**Directions for this task**
Below are some entries. Output each one exactly as it appears.

[Collected data entries]

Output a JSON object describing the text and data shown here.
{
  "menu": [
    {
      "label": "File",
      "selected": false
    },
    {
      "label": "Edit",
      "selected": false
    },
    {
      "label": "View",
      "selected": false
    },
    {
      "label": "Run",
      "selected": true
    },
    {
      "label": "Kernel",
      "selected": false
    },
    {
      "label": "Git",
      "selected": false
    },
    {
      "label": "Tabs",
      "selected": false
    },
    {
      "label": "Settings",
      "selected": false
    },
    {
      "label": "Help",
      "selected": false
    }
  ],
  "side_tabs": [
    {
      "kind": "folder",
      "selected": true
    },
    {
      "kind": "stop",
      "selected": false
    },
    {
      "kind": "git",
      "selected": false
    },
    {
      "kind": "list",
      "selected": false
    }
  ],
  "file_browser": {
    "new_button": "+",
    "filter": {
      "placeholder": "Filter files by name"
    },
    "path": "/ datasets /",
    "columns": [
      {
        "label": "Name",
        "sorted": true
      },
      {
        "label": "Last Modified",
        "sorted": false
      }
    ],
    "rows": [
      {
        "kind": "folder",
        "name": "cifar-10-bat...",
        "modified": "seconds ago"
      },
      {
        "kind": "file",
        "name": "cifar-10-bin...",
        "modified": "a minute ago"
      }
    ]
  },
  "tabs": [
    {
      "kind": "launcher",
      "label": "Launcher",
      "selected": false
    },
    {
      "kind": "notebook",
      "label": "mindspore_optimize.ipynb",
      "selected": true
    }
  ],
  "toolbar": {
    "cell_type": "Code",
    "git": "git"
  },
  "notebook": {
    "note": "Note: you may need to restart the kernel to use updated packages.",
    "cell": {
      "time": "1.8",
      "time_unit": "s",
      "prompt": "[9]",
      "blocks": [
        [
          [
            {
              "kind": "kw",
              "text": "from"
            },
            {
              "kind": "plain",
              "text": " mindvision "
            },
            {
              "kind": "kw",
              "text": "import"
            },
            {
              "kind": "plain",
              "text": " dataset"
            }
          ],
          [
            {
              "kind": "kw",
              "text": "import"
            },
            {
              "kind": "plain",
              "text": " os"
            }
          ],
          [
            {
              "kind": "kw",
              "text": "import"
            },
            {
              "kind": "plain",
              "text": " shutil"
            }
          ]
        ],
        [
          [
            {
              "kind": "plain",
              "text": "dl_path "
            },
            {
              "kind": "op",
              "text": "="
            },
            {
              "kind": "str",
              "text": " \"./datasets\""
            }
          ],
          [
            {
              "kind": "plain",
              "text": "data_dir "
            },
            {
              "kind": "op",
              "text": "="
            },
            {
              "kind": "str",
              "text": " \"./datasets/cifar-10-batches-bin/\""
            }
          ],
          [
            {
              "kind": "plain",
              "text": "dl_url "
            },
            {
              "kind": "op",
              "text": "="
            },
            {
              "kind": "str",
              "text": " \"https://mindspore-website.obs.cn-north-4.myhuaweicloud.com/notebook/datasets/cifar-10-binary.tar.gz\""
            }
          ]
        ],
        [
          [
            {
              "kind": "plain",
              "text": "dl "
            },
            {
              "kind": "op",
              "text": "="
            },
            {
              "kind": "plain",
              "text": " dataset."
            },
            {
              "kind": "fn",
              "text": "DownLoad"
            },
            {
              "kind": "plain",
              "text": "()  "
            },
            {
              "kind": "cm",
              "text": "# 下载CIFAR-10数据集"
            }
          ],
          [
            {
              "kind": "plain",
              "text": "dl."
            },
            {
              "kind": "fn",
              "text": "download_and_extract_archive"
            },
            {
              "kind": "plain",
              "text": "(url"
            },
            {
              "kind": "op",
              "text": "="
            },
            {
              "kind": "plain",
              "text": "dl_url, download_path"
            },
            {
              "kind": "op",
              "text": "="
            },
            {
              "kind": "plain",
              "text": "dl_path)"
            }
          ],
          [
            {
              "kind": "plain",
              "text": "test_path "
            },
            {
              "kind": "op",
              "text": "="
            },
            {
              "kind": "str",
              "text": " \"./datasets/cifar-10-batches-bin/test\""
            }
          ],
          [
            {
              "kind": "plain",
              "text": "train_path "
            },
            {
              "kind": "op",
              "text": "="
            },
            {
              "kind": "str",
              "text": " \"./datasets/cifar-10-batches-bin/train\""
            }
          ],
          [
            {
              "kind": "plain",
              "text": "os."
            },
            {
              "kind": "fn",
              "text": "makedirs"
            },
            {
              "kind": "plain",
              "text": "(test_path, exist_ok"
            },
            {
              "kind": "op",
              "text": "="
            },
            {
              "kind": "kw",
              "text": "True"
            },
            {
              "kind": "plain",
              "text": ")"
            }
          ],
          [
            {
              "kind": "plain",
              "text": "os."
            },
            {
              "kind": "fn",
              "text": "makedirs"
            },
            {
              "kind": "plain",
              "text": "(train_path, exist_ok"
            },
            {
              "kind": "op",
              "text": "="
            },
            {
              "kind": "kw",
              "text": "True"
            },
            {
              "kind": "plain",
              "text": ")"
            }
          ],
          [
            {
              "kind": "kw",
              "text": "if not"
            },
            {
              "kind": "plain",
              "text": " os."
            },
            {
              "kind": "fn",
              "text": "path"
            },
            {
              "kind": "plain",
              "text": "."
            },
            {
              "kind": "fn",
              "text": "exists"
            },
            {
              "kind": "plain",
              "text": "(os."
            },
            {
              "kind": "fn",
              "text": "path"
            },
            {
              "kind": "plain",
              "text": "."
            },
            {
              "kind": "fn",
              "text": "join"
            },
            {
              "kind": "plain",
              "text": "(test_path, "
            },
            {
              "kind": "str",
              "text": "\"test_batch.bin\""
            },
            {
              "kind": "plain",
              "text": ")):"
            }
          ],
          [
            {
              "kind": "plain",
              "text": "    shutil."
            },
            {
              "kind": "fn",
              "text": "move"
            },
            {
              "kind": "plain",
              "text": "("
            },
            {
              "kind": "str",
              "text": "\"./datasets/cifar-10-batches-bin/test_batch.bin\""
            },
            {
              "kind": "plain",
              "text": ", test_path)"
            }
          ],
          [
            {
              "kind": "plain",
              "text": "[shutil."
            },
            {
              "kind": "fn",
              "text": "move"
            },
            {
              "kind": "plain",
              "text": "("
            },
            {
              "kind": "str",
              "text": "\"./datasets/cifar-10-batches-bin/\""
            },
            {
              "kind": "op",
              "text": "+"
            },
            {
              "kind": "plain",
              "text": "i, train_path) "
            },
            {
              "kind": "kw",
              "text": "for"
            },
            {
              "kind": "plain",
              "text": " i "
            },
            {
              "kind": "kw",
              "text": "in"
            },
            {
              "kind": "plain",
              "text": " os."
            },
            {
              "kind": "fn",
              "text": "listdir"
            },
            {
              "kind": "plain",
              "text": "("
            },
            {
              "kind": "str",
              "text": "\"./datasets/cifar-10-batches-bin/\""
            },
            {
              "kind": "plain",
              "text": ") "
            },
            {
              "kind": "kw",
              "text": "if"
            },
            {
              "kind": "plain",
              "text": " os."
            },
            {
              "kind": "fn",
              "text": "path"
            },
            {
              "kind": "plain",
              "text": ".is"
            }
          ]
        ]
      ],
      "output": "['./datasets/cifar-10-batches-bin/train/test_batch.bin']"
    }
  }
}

**Response**
Output a JSON object describing the text and data shown here.
{
  "menu": [
    {
      "label": "File",
      "selected": false
    },
    {
      "label": "Edit",
      "selected": false
    },
    {
      "label": "View",
      "selected": false
    },
    {
      "label": "Run",
      "selected": true
    },
    {
      "label": "Kernel",
      "selected": false
    },
    {
      "label": "Git",
      "selected": false
    },
    {
      "label": "Tabs",
      "selected": false
    },
    {
      "label": "Settings",
      "selected": false
    },
    {
      "label": "Help",
      "selected": false
    }
  ],
  "side_tabs": [
    {
      "kind": "folder",
      "selected": true
    },
    {
      "kind": "stop",
      "selected": false
    },
    {
      "kind": "git",
      "selected": false
    },
    {
      "kind": "list",
      "selected": false
    }
  ],
  "file_browser": {
    "new_button": "+",
    "filter": {
      "placeholder": "Filter files by name"
    },
    "path": "/ datasets /",
    "columns": [
      {
        "label": "Name",
        "sorted": true
      },
      {
        "label": "Last Modified",
        "sorted": false
      }
    ],
    "rows": [
      {
        "kind": "folder",
        "name": "cifar-10-bat...",
        "modified": "seconds ago"
      },
      {
        "kind": "file",
        "name": "cifar-10-bin...",
        "modified": "a minute ago"
      }
    ]
  },
  "tabs": [
    {
      "kind": "launcher",
      "label": "Launcher",
      "selected": false
    },
    {
      "kind": "notebook",
      "label": "mindspore_optimize.ipynb",
      "selected": true
    }
  ],
  "toolbar": {
    "cell_type": "Code",
    "git": "git"
  },
  "notebook": {
    "note": "Note: you may need to restart the kernel to use updated packages.",
    "cell": {
      "time": "1.8",
      "time_unit": "s",
      "prompt": "[9]",
      "blocks": [
        [
          [
            {
              "kind": "kw",
              "text": "from"
            },
            {
              "kind": "plain",
              "text": " mindvision "
            },
            {
              "kind": "kw",
              "text": "import"
            },
            {
              "kind": "plain",
              "text": " dataset"
            }
          ],
          [
            {
              "kind": "kw",
              "text": "import"
            },
            {
              "kind": "plain",
              "text": " os"
            }
          ],
          [
            {
              "kind": "kw",
              "text": "import"
            },
            {
              "kind": "plain",
              "text": " shutil"
            }
          ]
        ],
        [
          [
            {
              "kind": "plain",
              "text": "dl_path "
            },
            {
              "kind": "op",
              "text": "="
            },
            {
              "kind": "str",
              "text": " \"./datasets\""
            }
          ],
          [
            {
              "kind": "plain",
              "text": "data_dir "
            },
            {
              "kind": "op",
              "text": "="
            },
            {
              "kind": "str",
              "text": " \"./datasets/cifar-10-batches-bin/\""
            }
          ],
          [
            {
              "kind": "plain",
              "text": "dl_url "
            },
            {
              "kind": "op",
              "text": "="
            },
            {
              "kind": "str",
              "text": " \"https://mindspore-website.obs.cn-north-4.myhuaweicloud.com/notebook/datasets/cifar-10-binary.tar.gz\""
            }
          ]
        ],
        [
          [
            {
              "kind": "plain",
              "text": "dl "
            },
            {
              "kind": "op",
              "text": "="
            },
            {
              "kind": "plain",
              "text": " dataset."
            },
            {
              "kind": "fn",
              "text": "DownLoad"
            },
            {
              "kind": "plain",
              "text": "()  "
            },
            {
              "kind": "cm",
              "text": "# 下载CIFAR-10数据集"
            }
          ],
          [
            {
              "kind": "plain",
              "text": "dl."
            },
            {
              "kind": "fn",
              "text": "download_and_extract_archive"
            },
            {
              "kind": "plain",
              "text": "(url"
            },
            {
              "kind": "op",
              "text": "="
            },
            {
              "kind": "plain",
              "text": "dl_url, download_path"
            },
            {
              "kind": "op",
              "text": "="
            },
            {
              "kind": "plain",
              "text": "dl_path)"
            }
          ],
          [
            {
              "kind": "plain",
              "text": "test_path "
            },
            {
              "kind": "op",
              "text": "="
            },
            {
              "kind": "str",
              "text": " \"./datasets/cifar-10-batches-bin/test\""
            }
          ],
          [
            {
              "kind": "plain",
              "text": "train_path "
            },
            {
              "kind": "op",
              "text": "="
            },
            {
              "kind": "str",
              "text": " \"./datasets/cifar-10-batches-bin/train\""
            }
          ],
          [
            {
              "kind": "plain",
              "text": "os."
            },
            {
              "kind": "fn",
              "text": "makedirs"
            },
            {
              "kind": "plain",
              "text": "(test_path, exist_ok"
            },
            {
              "kind": "op",
              "text": "="
            },
            {
              "kind": "kw",
              "text": "True"
            },
            {
              "kind": "plain",
              "text": ")"
            }
          ],
          [
            {
              "kind": "plain",
              "text": "os."
            },
            {
              "kind": "fn",
              "text": "makedirs"
            },
            {
              "kind": "plain",
              "text": "(train_path, exist_ok"
            },
            {
              "kind": "op",
              "text": "="
            },
            {
              "kind": "kw",
              "text": "True"
            },
            {
              "kind": "plain",
              "text": ")"
            }
          ],
          [
            {
              "kind": "kw",
              "text": "if not"
            },
            {
              "kind": "plain",
              "text": " os."
            },
            {
              "kind": "fn",
              "text": "path"
            },
            {
              "kind": "plain",
              "text": "."
            },
            {
              "kind": "fn",
              "text": "exists"
            },
            {
              "kind": "plain",
              "text": "(os."
            },
            {
              "kind": "fn",
              "text": "path"
            },
            {
              "kind": "plain",
              "text": "."
            },
            {
              "kind": "fn",
              "text": "join"
            },
            {
              "kind": "plain",
              "text": "(test_path, "
            },
            {
              "kind": "str",
              "text": "\"test_batch.bin\""
            },
            {
              "kind": "plain",
              "text": ")):"
            }
          ],
          [
            {
              "kind": "plain",
              "text": "    shutil."
            },
            {
              "kind": "fn",
              "text": "move"
            },
            {
              "kind": "plain",
              "text": "("
            },
            {
              "kind": "str",
              "text": "\"./datasets/cifar-10-batches-bin/test_batch.bin\""
            },
            {
              "kind": "plain",
              "text": ", test_path)"
            }
          ],
          [
            {
              "kind": "plain",
              "text": "[shutil."
            },
            {
              "kind": "fn",
              "text": "move"
            },
            {
              "kind": "plain",
              "text": "("
            },
            {
              "kind": "str",
              "text": "\"./datasets/cifar-10-batches-bin/\""
            },
            {
              "kind": "op",
              "text": "+"
            },
            {
              "kind": "plain",
              "text": "i, train_path) "
            },
            {
              "kind": "kw",
              "text": "for"
            },
            {
              "kind": "plain",
              "text": " i "
            },
            {
              "kind": "kw",
              "text": "in"
            },
            {
              "kind": "plain",
              "text": " os."
            },
            {
              "kind": "fn",
              "text": "listdir"
            },
            {
              "kind": "plain",
              "text": "("
            },
            {
              "kind": "str",
              "text": "\"./datasets/cifar-10-batches-bin/\""
            },
            {
              "kind": "plain",
              "text": ") "
            },
            {
              "kind": "kw",
              "text": "if"
            },
            {
              "kind": "plain",
              "text": " os."
            },
            {
              "kind": "fn",
              "text": "path"
            },
            {
              "kind": "plain",
              "text": ".is"
            }
          ]
        ]
      ],
      "output": "['./datasets/cifar-10-batches-bin/train/test_batch.bin']"
    }
  }
}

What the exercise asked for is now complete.